[STATED PROBLEM]: From the listing below, copy every line with the word "Канцеляріи".

Stored items:
>> begin

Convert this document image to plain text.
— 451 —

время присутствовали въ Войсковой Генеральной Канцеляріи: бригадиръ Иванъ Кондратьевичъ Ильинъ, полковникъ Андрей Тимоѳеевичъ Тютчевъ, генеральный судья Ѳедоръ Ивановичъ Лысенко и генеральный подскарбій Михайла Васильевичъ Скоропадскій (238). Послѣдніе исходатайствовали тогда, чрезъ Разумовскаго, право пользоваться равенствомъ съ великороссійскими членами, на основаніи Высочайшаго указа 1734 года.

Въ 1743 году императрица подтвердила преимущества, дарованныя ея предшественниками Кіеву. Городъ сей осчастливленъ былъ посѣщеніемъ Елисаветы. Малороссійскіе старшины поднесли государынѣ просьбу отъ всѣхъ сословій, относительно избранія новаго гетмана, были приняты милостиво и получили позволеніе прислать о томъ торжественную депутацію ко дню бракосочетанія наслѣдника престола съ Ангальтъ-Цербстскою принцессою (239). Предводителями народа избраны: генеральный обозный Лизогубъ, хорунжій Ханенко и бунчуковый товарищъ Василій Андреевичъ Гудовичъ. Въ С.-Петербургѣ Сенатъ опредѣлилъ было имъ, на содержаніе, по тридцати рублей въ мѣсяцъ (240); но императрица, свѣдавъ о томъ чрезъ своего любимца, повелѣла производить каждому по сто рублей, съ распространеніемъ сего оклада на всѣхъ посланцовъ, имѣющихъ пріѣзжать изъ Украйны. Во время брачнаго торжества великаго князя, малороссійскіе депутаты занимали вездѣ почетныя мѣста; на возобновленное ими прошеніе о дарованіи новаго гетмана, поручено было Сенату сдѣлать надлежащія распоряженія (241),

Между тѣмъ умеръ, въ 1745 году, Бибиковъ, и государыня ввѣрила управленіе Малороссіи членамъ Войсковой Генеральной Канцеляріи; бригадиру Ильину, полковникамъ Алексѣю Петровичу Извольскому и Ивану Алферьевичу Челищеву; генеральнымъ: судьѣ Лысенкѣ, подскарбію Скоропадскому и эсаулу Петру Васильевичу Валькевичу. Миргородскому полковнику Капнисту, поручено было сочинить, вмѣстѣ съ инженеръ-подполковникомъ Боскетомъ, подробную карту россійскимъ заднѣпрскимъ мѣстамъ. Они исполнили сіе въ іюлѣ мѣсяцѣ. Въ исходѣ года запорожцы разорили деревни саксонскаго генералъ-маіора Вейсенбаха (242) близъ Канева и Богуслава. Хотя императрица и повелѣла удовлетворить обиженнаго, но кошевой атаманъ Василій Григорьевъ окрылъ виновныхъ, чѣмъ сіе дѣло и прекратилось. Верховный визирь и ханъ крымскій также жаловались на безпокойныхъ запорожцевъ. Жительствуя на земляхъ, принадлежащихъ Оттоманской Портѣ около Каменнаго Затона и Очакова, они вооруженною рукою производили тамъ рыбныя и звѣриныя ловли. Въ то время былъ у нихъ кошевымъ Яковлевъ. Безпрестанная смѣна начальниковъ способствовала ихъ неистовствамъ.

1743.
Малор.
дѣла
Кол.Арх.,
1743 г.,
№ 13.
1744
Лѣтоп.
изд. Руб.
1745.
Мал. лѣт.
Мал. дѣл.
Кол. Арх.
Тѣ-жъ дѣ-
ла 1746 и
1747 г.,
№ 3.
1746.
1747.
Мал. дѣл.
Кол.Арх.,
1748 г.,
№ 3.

>> end

[FINISHED TASK]:
время присутствовали въ Войсковой Генеральной Канцеляріи: бригадиръ Иванъ Кондратьевичъ Ильинъ, полковникъ Андрей Тимоѳеевичъ Тютчевъ, генеральный судья Ѳедоръ Ивановичъ Лысенко и генеральный подскарбій Михайла Васильевичъ Скоропадскій (238). Послѣдніе исходатайствовали тогда, чрезъ Разумовскаго, право пользоваться равенствомъ съ великороссійскими членами, на основаніи Высочайшаго указа 1734 года.
Между тѣмъ умеръ, въ 1745 году, Бибиковъ, и государыня ввѣрила управленіе Малороссіи членамъ Войсковой Генеральной Канцеляріи; бригадиру Ильину, полковникамъ Алексѣю Петровичу Извольскому и Ивану Алферьевичу Челищеву; генеральнымъ: судьѣ Лысенкѣ, подскарбію Скоропадскому и эсаулу Петру Васильевичу Валькевичу. Миргородскому полковнику Капнисту, поручено было сочинить, вмѣстѣ съ инженеръ-подполковникомъ Боскетомъ, подробную карту россійскимъ заднѣпрскимъ мѣстамъ. Они исполнили сіе въ іюлѣ мѣсяцѣ. Въ исходѣ года запорожцы разорили деревни саксонскаго генералъ-маіора Вейсенбаха (242) близъ Канева и Богуслава. Хотя императрица и повелѣла удовлетворить обиженнаго, но кошевой атаманъ Василій Григорьевъ окрылъ виновныхъ, чѣмъ сіе дѣло и прекратилось. Верховный визирь и ханъ крымскій также жаловались на безпокойныхъ запорожцевъ. Жительствуя на земляхъ, принадлежащихъ Оттоманской Портѣ около Каменнаго Затона и Очакова, они вооруженною рукою производили тамъ рыбныя и звѣриныя ловли. Въ то время былъ у нихъ кошевымъ Яковлевъ. Безпрестанная смѣна начальниковъ способствовала ихъ неистовствамъ.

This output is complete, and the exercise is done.